Job: Count how many lines in the material below hold the word "prueba"; the reply is that number alone.

Dataset items:
★ ★ ★ ★ ★

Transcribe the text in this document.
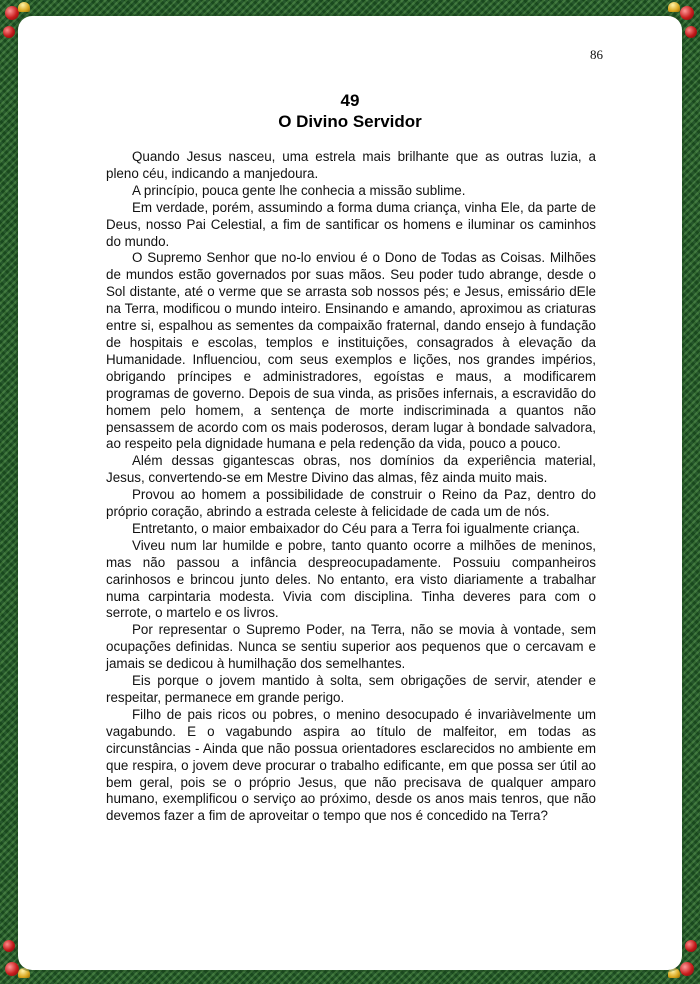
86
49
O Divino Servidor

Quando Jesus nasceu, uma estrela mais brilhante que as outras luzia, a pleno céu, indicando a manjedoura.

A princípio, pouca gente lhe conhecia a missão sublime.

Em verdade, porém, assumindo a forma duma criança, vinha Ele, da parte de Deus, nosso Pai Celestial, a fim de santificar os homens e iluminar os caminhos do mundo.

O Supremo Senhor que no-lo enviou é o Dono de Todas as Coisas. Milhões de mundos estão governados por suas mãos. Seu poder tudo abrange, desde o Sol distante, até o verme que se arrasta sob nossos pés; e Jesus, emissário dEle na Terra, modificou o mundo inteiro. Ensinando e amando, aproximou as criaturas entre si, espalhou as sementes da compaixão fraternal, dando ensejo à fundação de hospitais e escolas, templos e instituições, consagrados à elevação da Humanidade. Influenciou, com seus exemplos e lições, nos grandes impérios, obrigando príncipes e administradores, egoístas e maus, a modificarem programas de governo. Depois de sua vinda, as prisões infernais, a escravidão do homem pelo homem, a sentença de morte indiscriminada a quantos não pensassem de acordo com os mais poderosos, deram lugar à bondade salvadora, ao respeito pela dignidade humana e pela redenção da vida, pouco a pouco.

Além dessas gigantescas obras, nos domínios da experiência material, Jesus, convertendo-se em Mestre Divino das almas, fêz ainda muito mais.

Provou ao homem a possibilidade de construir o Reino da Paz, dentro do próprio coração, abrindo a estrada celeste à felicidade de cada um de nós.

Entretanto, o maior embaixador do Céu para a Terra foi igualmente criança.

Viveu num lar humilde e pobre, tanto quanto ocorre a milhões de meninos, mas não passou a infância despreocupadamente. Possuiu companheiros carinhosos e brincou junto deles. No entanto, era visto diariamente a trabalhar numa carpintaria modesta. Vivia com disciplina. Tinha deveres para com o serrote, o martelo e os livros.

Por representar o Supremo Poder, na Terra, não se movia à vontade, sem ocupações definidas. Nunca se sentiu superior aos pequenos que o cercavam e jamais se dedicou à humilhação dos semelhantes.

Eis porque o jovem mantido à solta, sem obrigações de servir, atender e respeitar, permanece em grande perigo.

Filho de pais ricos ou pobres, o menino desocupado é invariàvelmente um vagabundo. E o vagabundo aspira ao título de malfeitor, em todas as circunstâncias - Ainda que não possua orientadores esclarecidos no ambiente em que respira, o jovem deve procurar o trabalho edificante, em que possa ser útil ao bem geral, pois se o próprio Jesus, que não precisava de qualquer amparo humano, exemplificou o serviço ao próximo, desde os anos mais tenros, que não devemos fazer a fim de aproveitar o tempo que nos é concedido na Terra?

★ ★ ★ ★ ★

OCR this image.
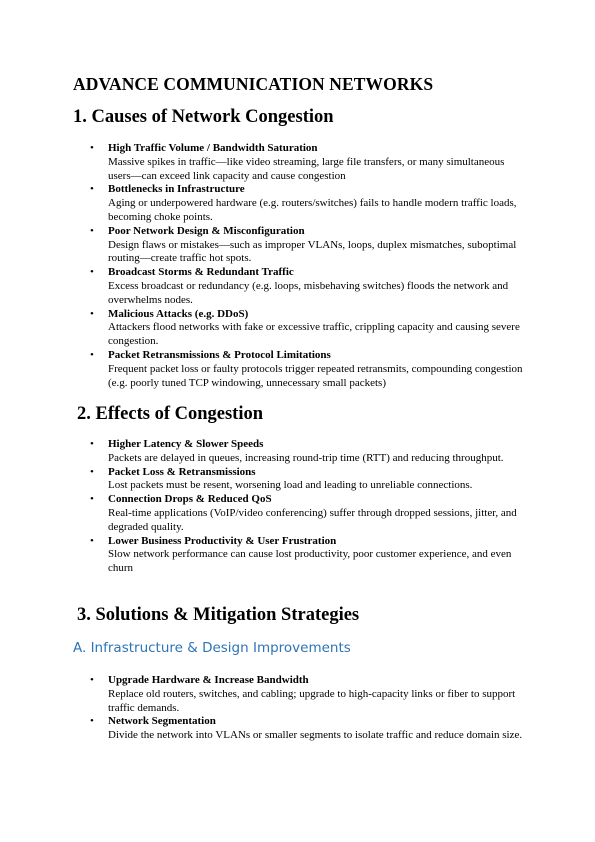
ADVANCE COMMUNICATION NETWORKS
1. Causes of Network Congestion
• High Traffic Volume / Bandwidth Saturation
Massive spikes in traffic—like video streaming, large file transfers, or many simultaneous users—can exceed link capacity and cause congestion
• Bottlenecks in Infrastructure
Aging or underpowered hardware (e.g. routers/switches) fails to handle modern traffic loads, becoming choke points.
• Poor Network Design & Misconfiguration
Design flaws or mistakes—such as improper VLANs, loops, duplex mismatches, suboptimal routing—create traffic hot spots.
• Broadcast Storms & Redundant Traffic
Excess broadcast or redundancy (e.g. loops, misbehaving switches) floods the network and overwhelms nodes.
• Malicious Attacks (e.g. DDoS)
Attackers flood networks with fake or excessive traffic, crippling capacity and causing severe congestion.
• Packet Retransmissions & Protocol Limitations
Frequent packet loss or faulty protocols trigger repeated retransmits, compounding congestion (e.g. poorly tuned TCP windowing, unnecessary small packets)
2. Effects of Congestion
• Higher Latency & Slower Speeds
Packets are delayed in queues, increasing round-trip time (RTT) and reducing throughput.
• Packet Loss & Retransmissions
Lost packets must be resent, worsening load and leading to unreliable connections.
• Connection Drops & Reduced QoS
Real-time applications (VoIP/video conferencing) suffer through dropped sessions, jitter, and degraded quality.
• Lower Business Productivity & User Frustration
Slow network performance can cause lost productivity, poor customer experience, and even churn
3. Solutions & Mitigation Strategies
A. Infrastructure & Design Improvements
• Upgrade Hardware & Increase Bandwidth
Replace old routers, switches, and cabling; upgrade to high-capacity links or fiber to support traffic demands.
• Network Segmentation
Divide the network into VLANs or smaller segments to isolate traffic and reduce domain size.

★ ★ ★ ★ ★

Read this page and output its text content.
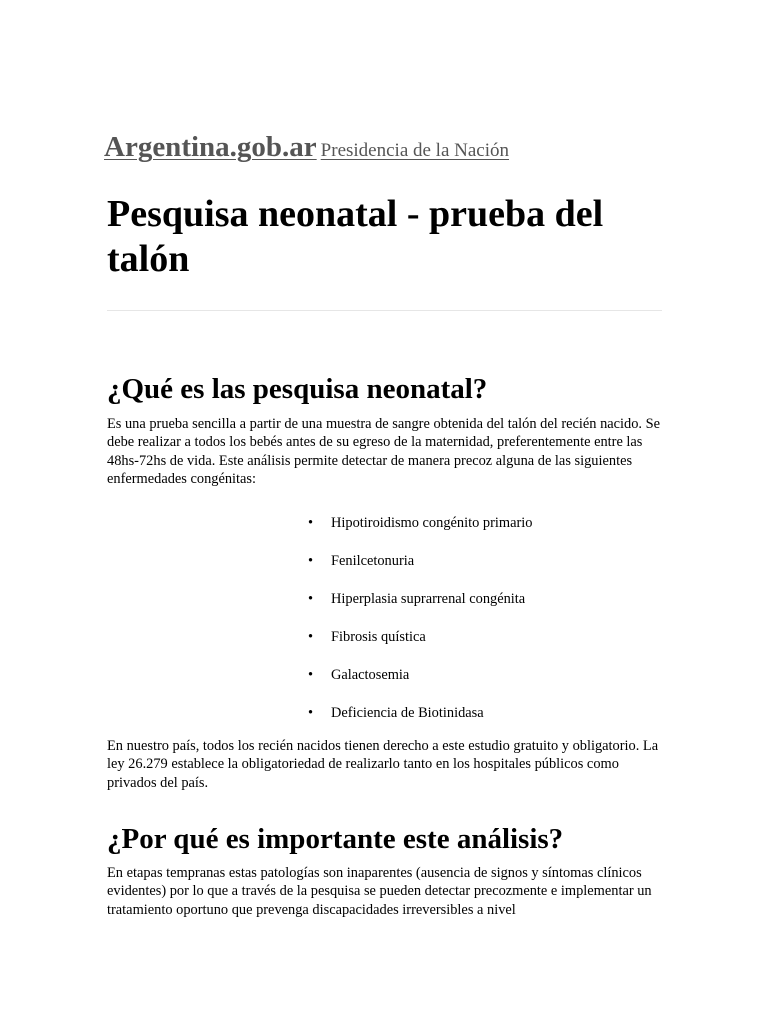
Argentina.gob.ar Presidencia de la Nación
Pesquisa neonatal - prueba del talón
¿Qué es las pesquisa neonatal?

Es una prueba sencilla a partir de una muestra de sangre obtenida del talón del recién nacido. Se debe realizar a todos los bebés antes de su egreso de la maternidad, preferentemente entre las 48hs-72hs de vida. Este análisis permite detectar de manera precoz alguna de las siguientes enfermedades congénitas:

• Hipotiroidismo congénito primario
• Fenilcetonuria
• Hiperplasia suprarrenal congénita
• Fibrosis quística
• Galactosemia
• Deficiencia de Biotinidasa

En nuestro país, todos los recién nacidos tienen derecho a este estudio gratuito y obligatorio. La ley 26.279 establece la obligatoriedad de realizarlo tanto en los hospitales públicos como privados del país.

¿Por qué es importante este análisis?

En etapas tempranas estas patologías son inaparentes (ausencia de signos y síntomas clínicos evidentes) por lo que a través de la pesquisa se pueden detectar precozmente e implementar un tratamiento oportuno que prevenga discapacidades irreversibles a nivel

★ ★ ★ ★ ★

Written response: 2